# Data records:
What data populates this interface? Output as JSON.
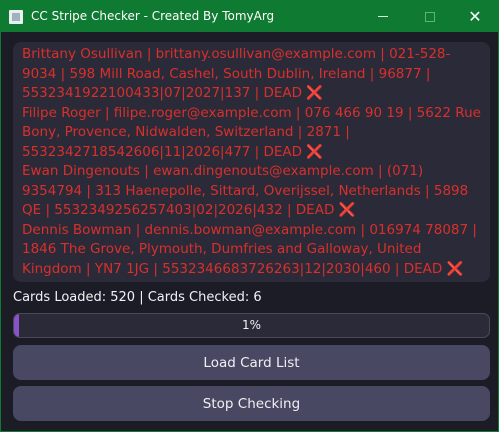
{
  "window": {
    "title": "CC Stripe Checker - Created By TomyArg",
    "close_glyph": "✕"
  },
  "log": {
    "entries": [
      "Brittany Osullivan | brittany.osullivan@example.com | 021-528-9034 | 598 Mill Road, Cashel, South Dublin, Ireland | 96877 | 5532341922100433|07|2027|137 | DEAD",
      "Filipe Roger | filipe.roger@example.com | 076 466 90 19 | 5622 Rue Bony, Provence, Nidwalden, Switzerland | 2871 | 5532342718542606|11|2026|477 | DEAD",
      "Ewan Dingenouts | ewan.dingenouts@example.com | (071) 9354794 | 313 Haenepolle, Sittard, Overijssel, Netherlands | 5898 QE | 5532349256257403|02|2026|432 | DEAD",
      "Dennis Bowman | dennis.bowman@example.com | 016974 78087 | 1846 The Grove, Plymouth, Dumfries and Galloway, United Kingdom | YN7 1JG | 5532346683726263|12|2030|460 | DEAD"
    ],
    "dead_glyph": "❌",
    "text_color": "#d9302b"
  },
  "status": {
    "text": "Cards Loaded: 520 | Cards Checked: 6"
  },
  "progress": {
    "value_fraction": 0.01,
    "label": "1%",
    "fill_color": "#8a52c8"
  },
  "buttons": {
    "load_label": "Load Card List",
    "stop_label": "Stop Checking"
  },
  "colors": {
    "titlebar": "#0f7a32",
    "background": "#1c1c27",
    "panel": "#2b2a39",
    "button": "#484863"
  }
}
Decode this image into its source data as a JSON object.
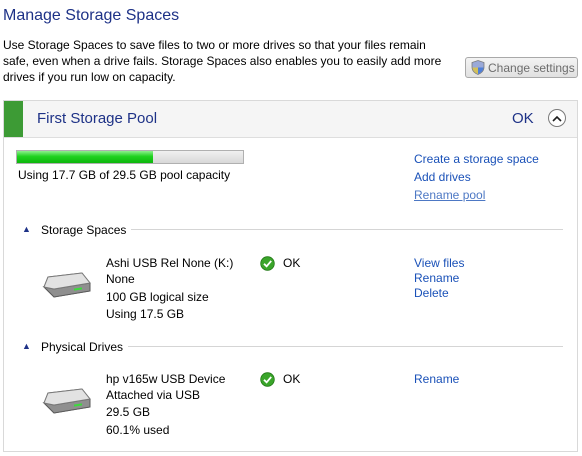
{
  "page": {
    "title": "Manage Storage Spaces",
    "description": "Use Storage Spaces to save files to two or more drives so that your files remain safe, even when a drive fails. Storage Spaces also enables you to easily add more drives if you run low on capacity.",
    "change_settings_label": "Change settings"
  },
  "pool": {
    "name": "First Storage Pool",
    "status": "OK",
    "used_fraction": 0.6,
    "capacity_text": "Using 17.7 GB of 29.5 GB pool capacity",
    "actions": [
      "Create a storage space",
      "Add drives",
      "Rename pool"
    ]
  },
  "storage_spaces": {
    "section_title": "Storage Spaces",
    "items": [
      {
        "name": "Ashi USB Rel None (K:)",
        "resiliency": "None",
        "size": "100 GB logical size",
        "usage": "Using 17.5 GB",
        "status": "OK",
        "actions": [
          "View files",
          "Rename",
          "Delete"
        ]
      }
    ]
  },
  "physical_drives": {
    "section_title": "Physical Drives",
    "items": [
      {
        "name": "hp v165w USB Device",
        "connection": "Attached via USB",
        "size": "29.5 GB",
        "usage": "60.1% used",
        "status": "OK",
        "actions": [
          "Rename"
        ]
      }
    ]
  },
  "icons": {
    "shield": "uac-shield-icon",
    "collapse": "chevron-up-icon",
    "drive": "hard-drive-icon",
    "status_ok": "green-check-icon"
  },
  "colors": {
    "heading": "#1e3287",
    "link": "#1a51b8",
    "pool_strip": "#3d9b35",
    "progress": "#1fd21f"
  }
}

# Task goal:
Repeat each record exactly, with the pictures left out.

# Exercise output:
What data populates this interface? Output as JSON.
{
  "window": {
    "title": "CC Stripe Checker - Created By TomyArg",
    "close_glyph": "✕"
  },
  "log": {
    "entries": [
      "Brittany Osullivan | brittany.osullivan@example.com | 021-528-9034 | 598 Mill Road, Cashel, South Dublin, Ireland | 96877 | 5532341922100433|07|2027|137 | DEAD",
      "Filipe Roger | filipe.roger@example.com | 076 466 90 19 | 5622 Rue Bony, Provence, Nidwalden, Switzerland | 2871 | 5532342718542606|11|2026|477 | DEAD",
      "Ewan Dingenouts | ewan.dingenouts@example.com | (071) 9354794 | 313 Haenepolle, Sittard, Overijssel, Netherlands | 5898 QE | 5532349256257403|02|2026|432 | DEAD",
      "Dennis Bowman | dennis.bowman@example.com | 016974 78087 | 1846 The Grove, Plymouth, Dumfries and Galloway, United Kingdom | YN7 1JG | 5532346683726263|12|2030|460 | DEAD"
    ],
    "dead_glyph": "❌",
    "text_color": "#d9302b"
  },
  "status": {
    "text": "Cards Loaded: 520 | Cards Checked: 6"
  },
  "progress": {
    "value_fraction": 0.01,
    "label": "1%",
    "fill_color": "#8a52c8"
  },
  "buttons": {
    "load_label": "Load Card List",
    "stop_label": "Stop Checking"
  },
  "colors": {
    "titlebar": "#0f7a32",
    "background": "#1c1c27",
    "panel": "#2b2a39",
    "button": "#484863"
  }
}
Decode this image into its source data as a JSON object.
{
  "page": {
    "title": "Manage Storage Spaces",
    "description": "Use Storage Spaces to save files to two or more drives so that your files remain safe, even when a drive fails. Storage Spaces also enables you to easily add more drives if you run low on capacity.",
    "change_settings_label": "Change settings"
  },
  "pool": {
    "name": "First Storage Pool",
    "status": "OK",
    "used_fraction": 0.6,
    "capacity_text": "Using 17.7 GB of 29.5 GB pool capacity",
    "actions": [
      "Create a storage space",
      "Add drives",
      "Rename pool"
    ]
  },
  "storage_spaces": {
    "section_title": "Storage Spaces",
    "items": [
      {
        "name": "Ashi USB Rel None (K:)",
        "resiliency": "None",
        "size": "100 GB logical size",
        "usage": "Using 17.5 GB",
        "status": "OK",
        "actions": [
          "View files",
          "Rename",
          "Delete"
        ]
      }
    ]
  },
  "physical_drives": {
    "section_title": "Physical Drives",
    "items": [
      {
        "name": "hp v165w USB Device",
        "connection": "Attached via USB",
        "size": "29.5 GB",
        "usage": "60.1% used",
        "status": "OK",
        "actions": [
          "Rename"
        ]
      }
    ]
  },
  "icons": {
    "shield": "uac-shield-icon",
    "collapse": "chevron-up-icon",
    "drive": "hard-drive-icon",
    "status_ok": "green-check-icon"
  },
  "colors": {
    "heading": "#1e3287",
    "link": "#1a51b8",
    "pool_strip": "#3d9b35",
    "progress": "#1fd21f"
  }
}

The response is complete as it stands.